▶ _Task description_
Reproduce the data word for word, starting at the line containing "Extract all elements" and ending at the line containing "question-1-stem-line-2: 图示。有关说法正确的是（ ）", with both of those lines included. Leave the pictures out.

▶ _Rows_

=-=-=-=-=

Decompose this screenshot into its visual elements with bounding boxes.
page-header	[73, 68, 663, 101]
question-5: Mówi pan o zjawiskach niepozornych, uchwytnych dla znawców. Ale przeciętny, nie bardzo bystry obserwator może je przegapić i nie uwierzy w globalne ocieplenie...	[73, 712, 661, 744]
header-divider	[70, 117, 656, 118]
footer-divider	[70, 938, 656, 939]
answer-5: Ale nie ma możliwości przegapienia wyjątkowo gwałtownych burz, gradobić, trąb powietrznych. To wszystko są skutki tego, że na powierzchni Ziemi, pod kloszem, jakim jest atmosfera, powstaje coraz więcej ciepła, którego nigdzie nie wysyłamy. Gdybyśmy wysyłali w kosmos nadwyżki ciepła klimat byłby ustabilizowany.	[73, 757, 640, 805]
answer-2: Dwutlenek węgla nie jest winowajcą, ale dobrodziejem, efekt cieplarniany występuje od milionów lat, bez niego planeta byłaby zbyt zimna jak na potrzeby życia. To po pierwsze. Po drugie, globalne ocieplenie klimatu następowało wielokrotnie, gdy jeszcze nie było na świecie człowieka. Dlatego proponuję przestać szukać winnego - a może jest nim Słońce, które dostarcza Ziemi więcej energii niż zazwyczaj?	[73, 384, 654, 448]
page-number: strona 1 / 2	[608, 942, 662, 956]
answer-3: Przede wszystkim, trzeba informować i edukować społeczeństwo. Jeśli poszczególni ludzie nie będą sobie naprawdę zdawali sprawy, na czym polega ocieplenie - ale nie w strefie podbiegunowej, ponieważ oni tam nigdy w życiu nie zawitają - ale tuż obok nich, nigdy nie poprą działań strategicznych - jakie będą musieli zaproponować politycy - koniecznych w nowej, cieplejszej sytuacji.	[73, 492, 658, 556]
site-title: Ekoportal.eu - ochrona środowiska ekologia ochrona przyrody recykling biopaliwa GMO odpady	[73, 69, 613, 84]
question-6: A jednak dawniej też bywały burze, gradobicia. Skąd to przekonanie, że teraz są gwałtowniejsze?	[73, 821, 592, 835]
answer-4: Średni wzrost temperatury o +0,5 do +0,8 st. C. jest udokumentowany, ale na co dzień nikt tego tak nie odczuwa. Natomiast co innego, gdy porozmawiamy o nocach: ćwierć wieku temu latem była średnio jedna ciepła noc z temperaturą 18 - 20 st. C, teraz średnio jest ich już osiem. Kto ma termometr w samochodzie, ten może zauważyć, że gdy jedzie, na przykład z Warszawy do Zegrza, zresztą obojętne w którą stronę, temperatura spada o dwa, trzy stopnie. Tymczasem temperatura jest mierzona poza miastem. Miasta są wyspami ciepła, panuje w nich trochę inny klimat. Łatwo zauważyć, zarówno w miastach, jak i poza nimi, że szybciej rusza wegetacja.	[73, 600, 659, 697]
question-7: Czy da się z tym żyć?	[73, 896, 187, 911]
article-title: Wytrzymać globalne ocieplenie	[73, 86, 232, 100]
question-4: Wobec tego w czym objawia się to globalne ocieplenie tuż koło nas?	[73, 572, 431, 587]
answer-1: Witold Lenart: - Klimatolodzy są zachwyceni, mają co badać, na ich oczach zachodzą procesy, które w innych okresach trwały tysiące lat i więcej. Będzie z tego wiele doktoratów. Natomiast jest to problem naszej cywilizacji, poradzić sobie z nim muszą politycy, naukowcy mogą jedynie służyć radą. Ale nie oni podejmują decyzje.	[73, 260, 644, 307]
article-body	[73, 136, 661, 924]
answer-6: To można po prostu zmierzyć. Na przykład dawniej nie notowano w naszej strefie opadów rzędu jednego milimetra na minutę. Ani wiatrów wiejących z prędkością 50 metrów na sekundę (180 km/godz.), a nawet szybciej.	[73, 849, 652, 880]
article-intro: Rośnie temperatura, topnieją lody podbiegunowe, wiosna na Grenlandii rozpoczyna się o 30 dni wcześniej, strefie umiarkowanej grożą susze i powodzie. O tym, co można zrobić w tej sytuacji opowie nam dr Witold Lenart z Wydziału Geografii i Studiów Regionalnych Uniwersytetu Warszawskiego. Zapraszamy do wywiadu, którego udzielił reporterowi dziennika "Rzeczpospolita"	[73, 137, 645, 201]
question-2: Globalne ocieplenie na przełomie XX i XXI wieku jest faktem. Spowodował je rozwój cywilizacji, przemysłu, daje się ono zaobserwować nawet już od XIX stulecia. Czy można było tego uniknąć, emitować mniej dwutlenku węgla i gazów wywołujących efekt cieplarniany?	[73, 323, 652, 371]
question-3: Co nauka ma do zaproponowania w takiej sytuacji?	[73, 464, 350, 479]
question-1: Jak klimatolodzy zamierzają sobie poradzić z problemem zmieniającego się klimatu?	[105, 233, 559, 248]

=-=-=-=-=

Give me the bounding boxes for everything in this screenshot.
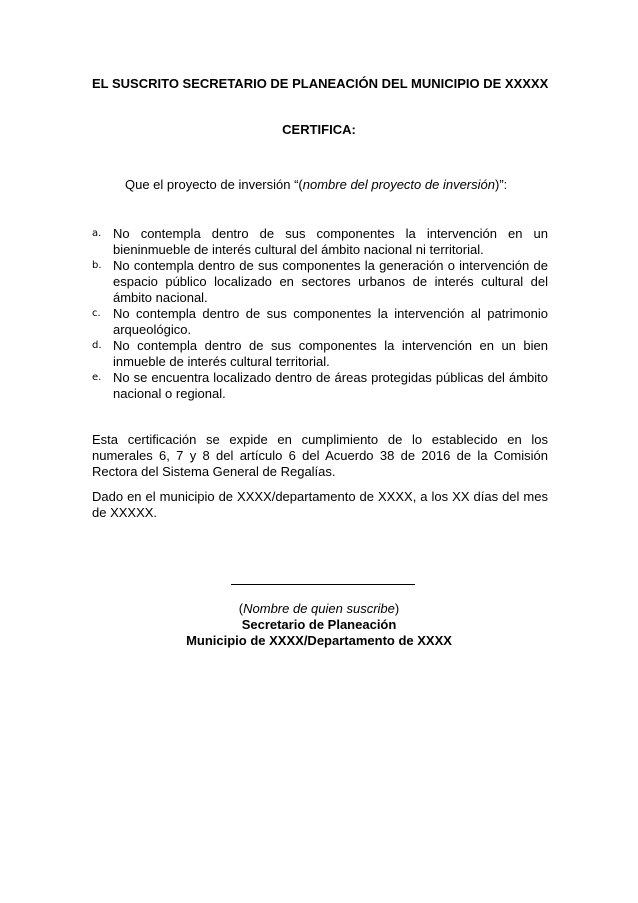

=-=-=-=-=

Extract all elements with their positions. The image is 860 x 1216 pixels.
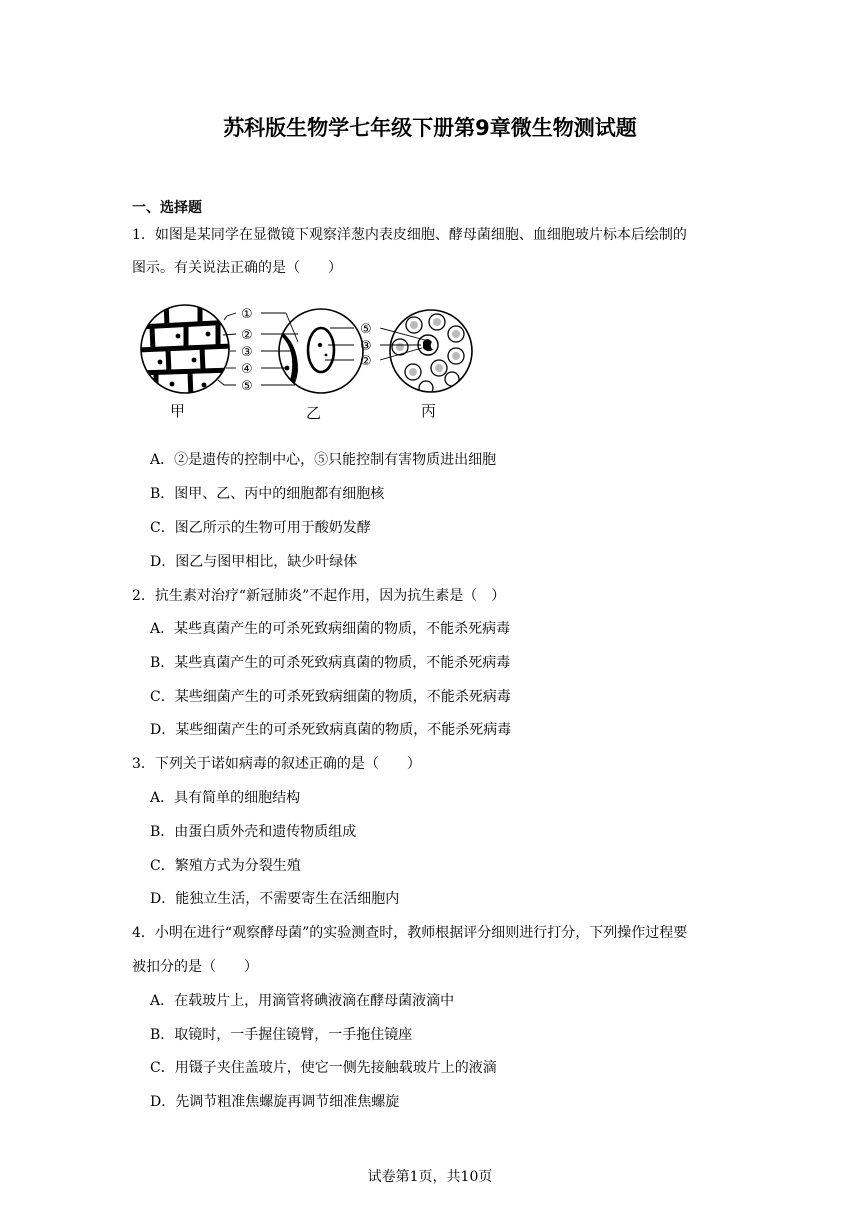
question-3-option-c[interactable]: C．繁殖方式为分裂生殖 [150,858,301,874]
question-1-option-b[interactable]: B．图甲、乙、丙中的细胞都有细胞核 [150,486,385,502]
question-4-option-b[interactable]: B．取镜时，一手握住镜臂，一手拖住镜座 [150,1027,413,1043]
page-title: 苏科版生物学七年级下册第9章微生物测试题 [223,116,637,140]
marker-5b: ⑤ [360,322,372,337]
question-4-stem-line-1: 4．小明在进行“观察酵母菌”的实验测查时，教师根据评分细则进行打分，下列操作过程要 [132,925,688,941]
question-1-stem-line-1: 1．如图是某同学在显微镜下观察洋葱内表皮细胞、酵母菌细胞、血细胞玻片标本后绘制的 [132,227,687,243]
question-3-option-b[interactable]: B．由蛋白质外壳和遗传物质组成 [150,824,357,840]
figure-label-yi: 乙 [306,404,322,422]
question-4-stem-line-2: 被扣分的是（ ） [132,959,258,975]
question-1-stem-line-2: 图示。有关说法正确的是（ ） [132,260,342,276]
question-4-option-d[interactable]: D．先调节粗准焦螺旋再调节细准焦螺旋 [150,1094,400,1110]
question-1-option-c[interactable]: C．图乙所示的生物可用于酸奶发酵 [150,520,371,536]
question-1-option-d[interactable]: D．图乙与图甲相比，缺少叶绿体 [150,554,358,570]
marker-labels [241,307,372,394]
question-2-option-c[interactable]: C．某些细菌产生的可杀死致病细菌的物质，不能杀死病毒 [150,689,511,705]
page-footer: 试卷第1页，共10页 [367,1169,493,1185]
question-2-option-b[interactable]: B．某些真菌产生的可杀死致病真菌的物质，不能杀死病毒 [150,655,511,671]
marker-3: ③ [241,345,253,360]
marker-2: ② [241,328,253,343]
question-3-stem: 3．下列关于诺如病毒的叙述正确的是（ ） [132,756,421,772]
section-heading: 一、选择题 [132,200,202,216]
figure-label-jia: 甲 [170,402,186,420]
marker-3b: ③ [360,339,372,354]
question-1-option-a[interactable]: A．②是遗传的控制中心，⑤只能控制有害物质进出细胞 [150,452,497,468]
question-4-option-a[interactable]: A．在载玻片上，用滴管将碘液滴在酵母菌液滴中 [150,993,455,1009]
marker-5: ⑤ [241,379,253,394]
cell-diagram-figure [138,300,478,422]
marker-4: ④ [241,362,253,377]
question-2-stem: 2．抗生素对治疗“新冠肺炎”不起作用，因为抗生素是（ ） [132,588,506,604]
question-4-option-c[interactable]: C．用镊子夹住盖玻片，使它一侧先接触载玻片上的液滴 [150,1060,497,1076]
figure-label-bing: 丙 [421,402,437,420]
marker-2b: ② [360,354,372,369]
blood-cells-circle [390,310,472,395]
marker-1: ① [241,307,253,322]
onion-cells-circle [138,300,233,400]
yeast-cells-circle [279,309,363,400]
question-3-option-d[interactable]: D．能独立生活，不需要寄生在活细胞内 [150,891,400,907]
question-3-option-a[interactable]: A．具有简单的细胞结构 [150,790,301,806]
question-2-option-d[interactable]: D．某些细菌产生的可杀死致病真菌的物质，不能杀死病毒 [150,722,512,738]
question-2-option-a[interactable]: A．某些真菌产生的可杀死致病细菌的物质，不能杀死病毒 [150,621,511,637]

=-=-=-=-=

▶ _Complete answer_
Extract all elements with their positions. The image is 860 x 1216 pixels.
question-3-option-c[interactable]: C．繁殖方式为分裂生殖 [150,858,301,874]
question-1-option-b[interactable]: B．图甲、乙、丙中的细胞都有细胞核 [150,486,385,502]
question-4-option-b[interactable]: B．取镜时，一手握住镜臂，一手拖住镜座 [150,1027,413,1043]
page-title: 苏科版生物学七年级下册第9章微生物测试题 [223,116,637,140]
marker-5b: ⑤ [360,322,372,337]
question-4-stem-line-1: 4．小明在进行“观察酵母菌”的实验测查时，教师根据评分细则进行打分，下列操作过程要 [132,925,688,941]
question-1-stem-line-1: 1．如图是某同学在显微镜下观察洋葱内表皮细胞、酵母菌细胞、血细胞玻片标本后绘制的 [132,227,687,243]
question-3-option-b[interactable]: B．由蛋白质外壳和遗传物质组成 [150,824,357,840]
figure-label-yi: 乙 [306,404,322,422]
question-4-stem-line-2: 被扣分的是（ ） [132,959,258,975]
question-1-stem-line-2: 图示。有关说法正确的是（ ） [132,260,342,276]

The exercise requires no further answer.